WHAT YOU HAVE TO DO
When you write out the records, keep every line exactly as it is.

Excerpts from a dataset
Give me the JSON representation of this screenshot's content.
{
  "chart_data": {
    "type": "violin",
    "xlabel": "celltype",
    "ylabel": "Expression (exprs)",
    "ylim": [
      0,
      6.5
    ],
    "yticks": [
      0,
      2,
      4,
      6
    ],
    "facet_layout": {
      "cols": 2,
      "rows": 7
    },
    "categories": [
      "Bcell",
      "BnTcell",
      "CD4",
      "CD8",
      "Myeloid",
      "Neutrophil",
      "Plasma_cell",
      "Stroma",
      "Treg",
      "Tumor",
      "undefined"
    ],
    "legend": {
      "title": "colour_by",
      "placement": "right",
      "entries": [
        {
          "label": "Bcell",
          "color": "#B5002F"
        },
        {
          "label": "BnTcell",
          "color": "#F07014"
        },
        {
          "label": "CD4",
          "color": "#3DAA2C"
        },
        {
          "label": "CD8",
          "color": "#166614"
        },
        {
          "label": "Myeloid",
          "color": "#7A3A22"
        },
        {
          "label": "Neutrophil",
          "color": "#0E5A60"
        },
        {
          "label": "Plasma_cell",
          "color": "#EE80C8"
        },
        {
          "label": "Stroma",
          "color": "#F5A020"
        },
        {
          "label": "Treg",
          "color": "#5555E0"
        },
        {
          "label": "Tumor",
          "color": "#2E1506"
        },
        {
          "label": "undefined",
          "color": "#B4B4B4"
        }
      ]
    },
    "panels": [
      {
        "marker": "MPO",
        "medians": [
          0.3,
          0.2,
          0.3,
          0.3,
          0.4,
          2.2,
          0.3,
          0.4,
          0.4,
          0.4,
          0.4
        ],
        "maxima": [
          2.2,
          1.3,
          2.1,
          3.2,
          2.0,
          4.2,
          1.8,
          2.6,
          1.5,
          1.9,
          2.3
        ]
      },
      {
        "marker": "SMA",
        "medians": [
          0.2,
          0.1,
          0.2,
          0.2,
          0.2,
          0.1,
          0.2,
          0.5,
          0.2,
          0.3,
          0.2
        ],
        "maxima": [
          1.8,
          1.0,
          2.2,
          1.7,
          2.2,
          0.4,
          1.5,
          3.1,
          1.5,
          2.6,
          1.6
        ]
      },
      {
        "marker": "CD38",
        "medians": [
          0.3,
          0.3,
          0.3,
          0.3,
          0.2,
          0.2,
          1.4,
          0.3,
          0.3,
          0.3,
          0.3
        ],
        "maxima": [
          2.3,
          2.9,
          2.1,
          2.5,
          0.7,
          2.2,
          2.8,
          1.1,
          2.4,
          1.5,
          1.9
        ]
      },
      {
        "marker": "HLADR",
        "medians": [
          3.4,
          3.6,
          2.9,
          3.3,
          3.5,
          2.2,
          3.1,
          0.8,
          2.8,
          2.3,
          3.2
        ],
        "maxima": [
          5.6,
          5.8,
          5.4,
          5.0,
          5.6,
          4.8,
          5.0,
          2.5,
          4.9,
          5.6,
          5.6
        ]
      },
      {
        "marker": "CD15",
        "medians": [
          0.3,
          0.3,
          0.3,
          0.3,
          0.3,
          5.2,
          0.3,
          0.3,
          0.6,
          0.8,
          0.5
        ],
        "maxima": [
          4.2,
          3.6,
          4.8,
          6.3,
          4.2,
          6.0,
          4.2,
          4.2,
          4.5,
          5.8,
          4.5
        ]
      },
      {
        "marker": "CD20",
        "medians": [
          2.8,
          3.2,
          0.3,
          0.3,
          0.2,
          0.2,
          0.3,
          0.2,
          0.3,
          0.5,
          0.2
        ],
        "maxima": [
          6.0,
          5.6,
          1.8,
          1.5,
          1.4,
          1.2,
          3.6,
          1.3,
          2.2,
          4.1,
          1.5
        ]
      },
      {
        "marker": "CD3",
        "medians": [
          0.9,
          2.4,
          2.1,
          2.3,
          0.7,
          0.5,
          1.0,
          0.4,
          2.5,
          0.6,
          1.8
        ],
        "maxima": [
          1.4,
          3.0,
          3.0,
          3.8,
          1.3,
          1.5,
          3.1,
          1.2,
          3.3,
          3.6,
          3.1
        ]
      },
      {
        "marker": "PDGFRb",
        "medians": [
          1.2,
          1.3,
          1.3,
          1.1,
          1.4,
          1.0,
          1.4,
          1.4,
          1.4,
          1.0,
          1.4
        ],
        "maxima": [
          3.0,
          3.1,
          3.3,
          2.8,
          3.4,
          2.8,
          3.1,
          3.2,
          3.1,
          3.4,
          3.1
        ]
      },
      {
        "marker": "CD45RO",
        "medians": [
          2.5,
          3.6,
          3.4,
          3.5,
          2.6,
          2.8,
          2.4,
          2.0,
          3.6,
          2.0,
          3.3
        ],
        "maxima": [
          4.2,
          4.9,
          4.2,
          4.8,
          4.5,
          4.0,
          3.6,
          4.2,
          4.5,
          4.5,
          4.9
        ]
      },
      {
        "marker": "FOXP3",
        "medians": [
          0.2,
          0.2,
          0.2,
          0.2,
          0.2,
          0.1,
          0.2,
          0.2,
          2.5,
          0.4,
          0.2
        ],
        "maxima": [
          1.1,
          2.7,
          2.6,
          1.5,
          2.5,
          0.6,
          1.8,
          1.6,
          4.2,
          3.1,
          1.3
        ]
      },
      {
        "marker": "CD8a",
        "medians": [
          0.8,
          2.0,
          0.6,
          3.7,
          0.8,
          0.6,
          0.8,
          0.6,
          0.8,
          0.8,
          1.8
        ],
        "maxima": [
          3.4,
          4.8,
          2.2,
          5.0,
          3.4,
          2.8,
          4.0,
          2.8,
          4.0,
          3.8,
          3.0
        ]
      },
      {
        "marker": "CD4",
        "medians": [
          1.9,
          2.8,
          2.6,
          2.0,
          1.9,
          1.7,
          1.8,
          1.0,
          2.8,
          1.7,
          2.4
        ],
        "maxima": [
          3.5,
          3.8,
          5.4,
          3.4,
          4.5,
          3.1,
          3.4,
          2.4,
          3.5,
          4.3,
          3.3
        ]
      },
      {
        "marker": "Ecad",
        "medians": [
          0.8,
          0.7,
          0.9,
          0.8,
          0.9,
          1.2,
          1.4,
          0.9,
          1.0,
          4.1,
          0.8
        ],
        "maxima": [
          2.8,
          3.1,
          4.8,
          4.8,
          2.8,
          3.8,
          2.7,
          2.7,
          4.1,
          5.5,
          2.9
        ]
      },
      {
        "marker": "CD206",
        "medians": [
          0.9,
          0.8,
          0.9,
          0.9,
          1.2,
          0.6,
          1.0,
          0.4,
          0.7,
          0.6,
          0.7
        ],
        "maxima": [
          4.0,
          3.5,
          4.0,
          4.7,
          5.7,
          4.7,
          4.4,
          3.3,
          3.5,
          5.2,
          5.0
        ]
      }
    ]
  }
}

SOLUTION
Give me the JSON representation of this screenshot's content.
{
  "chart_data": {
    "type": "violin",
    "xlabel": "celltype",
    "ylabel": "Expression (exprs)",
    "ylim": [
      0,
      6.5
    ],
    "yticks": [
      0,
      2,
      4,
      6
    ],
    "facet_layout": {
      "cols": 2,
      "rows": 7
    },
    "categories": [
      "Bcell",
      "BnTcell",
      "CD4",
      "CD8",
      "Myeloid",
      "Neutrophil",
      "Plasma_cell",
      "Stroma",
      "Treg",
      "Tumor",
      "undefined"
    ],
    "legend": {
      "title": "colour_by",
      "placement": "right",
      "entries": [
        {
          "label": "Bcell",
          "color": "#B5002F"
        },
        {
          "label": "BnTcell",
          "color": "#F07014"
        },
        {
          "label": "CD4",
          "color": "#3DAA2C"
        },
        {
          "label": "CD8",
          "color": "#166614"
        },
        {
          "label": "Myeloid",
          "color": "#7A3A22"
        },
        {
          "label": "Neutrophil",
          "color": "#0E5A60"
        },
        {
          "label": "Plasma_cell",
          "color": "#EE80C8"
        },
        {
          "label": "Stroma",
          "color": "#F5A020"
        },
        {
          "label": "Treg",
          "color": "#5555E0"
        },
        {
          "label": "Tumor",
          "color": "#2E1506"
        },
        {
          "label": "undefined",
          "color": "#B4B4B4"
        }
      ]
    },
    "panels": [
      {
        "marker": "MPO",
        "medians": [
          0.3,
          0.2,
          0.3,
          0.3,
          0.4,
          2.2,
          0.3,
          0.4,
          0.4,
          0.4,
          0.4
        ],
        "maxima": [
          2.2,
          1.3,
          2.1,
          3.2,
          2.0,
          4.2,
          1.8,
          2.6,
          1.5,
          1.9,
          2.3
        ]
      },
      {
        "marker": "SMA",
        "medians": [
          0.2,
          0.1,
          0.2,
          0.2,
          0.2,
          0.1,
          0.2,
          0.5,
          0.2,
          0.3,
          0.2
        ],
        "maxima": [
          1.8,
          1.0,
          2.2,
          1.7,
          2.2,
          0.4,
          1.5,
          3.1,
          1.5,
          2.6,
          1.6
        ]
      },
      {
        "marker": "CD38",
        "medians": [
          0.3,
          0.3,
          0.3,
          0.3,
          0.2,
          0.2,
          1.4,
          0.3,
          0.3,
          0.3,
          0.3
        ],
        "maxima": [
          2.3,
          2.9,
          2.1,
          2.5,
          0.7,
          2.2,
          2.8,
          1.1,
          2.4,
          1.5,
          1.9
        ]
      },
      {
        "marker": "HLADR",
        "medians": [
          3.4,
          3.6,
          2.9,
          3.3,
          3.5,
          2.2,
          3.1,
          0.8,
          2.8,
          2.3,
          3.2
        ],
        "maxima": [
          5.6,
          5.8,
          5.4,
          5.0,
          5.6,
          4.8,
          5.0,
          2.5,
          4.9,
          5.6,
          5.6
        ]
      },
      {
        "marker": "CD15",
        "medians": [
          0.3,
          0.3,
          0.3,
          0.3,
          0.3,
          5.2,
          0.3,
          0.3,
          0.6,
          0.8,
          0.5
        ],
        "maxima": [
          4.2,
          3.6,
          4.8,
          6.3,
          4.2,
          6.0,
          4.2,
          4.2,
          4.5,
          5.8,
          4.5
        ]
      },
      {
        "marker": "CD20",
        "medians": [
          2.8,
          3.2,
          0.3,
          0.3,
          0.2,
          0.2,
          0.3,
          0.2,
          0.3,
          0.5,
          0.2
        ],
        "maxima": [
          6.0,
          5.6,
          1.8,
          1.5,
          1.4,
          1.2,
          3.6,
          1.3,
          2.2,
          4.1,
          1.5
        ]
      },
      {
        "marker": "CD3",
        "medians": [
          0.9,
          2.4,
          2.1,
          2.3,
          0.7,
          0.5,
          1.0,
          0.4,
          2.5,
          0.6,
          1.8
        ],
        "maxima": [
          1.4,
          3.0,
          3.0,
          3.8,
          1.3,
          1.5,
          3.1,
          1.2,
          3.3,
          3.6,
          3.1
        ]
      },
      {
        "marker": "PDGFRb",
        "medians": [
          1.2,
          1.3,
          1.3,
          1.1,
          1.4,
          1.0,
          1.4,
          1.4,
          1.4,
          1.0,
          1.4
        ],
        "maxima": [
          3.0,
          3.1,
          3.3,
          2.8,
          3.4,
          2.8,
          3.1,
          3.2,
          3.1,
          3.4,
          3.1
        ]
      },
      {
        "marker": "CD45RO",
        "medians": [
          2.5,
          3.6,
          3.4,
          3.5,
          2.6,
          2.8,
          2.4,
          2.0,
          3.6,
          2.0,
          3.3
        ],
        "maxima": [
          4.2,
          4.9,
          4.2,
          4.8,
          4.5,
          4.0,
          3.6,
          4.2,
          4.5,
          4.5,
          4.9
        ]
      },
      {
        "marker": "FOXP3",
        "medians": [
          0.2,
          0.2,
          0.2,
          0.2,
          0.2,
          0.1,
          0.2,
          0.2,
          2.5,
          0.4,
          0.2
        ],
        "maxima": [
          1.1,
          2.7,
          2.6,
          1.5,
          2.5,
          0.6,
          1.8,
          1.6,
          4.2,
          3.1,
          1.3
        ]
      },
      {
        "marker": "CD8a",
        "medians": [
          0.8,
          2.0,
          0.6,
          3.7,
          0.8,
          0.6,
          0.8,
          0.6,
          0.8,
          0.8,
          1.8
        ],
        "maxima": [
          3.4,
          4.8,
          2.2,
          5.0,
          3.4,
          2.8,
          4.0,
          2.8,
          4.0,
          3.8,
          3.0
        ]
      },
      {
        "marker": "CD4",
        "medians": [
          1.9,
          2.8,
          2.6,
          2.0,
          1.9,
          1.7,
          1.8,
          1.0,
          2.8,
          1.7,
          2.4
        ],
        "maxima": [
          3.5,
          3.8,
          5.4,
          3.4,
          4.5,
          3.1,
          3.4,
          2.4,
          3.5,
          4.3,
          3.3
        ]
      },
      {
        "marker": "Ecad",
        "medians": [
          0.8,
          0.7,
          0.9,
          0.8,
          0.9,
          1.2,
          1.4,
          0.9,
          1.0,
          4.1,
          0.8
        ],
        "maxima": [
          2.8,
          3.1,
          4.8,
          4.8,
          2.8,
          3.8,
          2.7,
          2.7,
          4.1,
          5.5,
          2.9
        ]
      },
      {
        "marker": "CD206",
        "medians": [
          0.9,
          0.8,
          0.9,
          0.9,
          1.2,
          0.6,
          1.0,
          0.4,
          0.7,
          0.6,
          0.7
        ],
        "maxima": [
          4.0,
          3.5,
          4.0,
          4.7,
          5.7,
          4.7,
          4.4,
          3.3,
          3.5,
          5.2,
          5.0
        ]
      }
    ]
  }
}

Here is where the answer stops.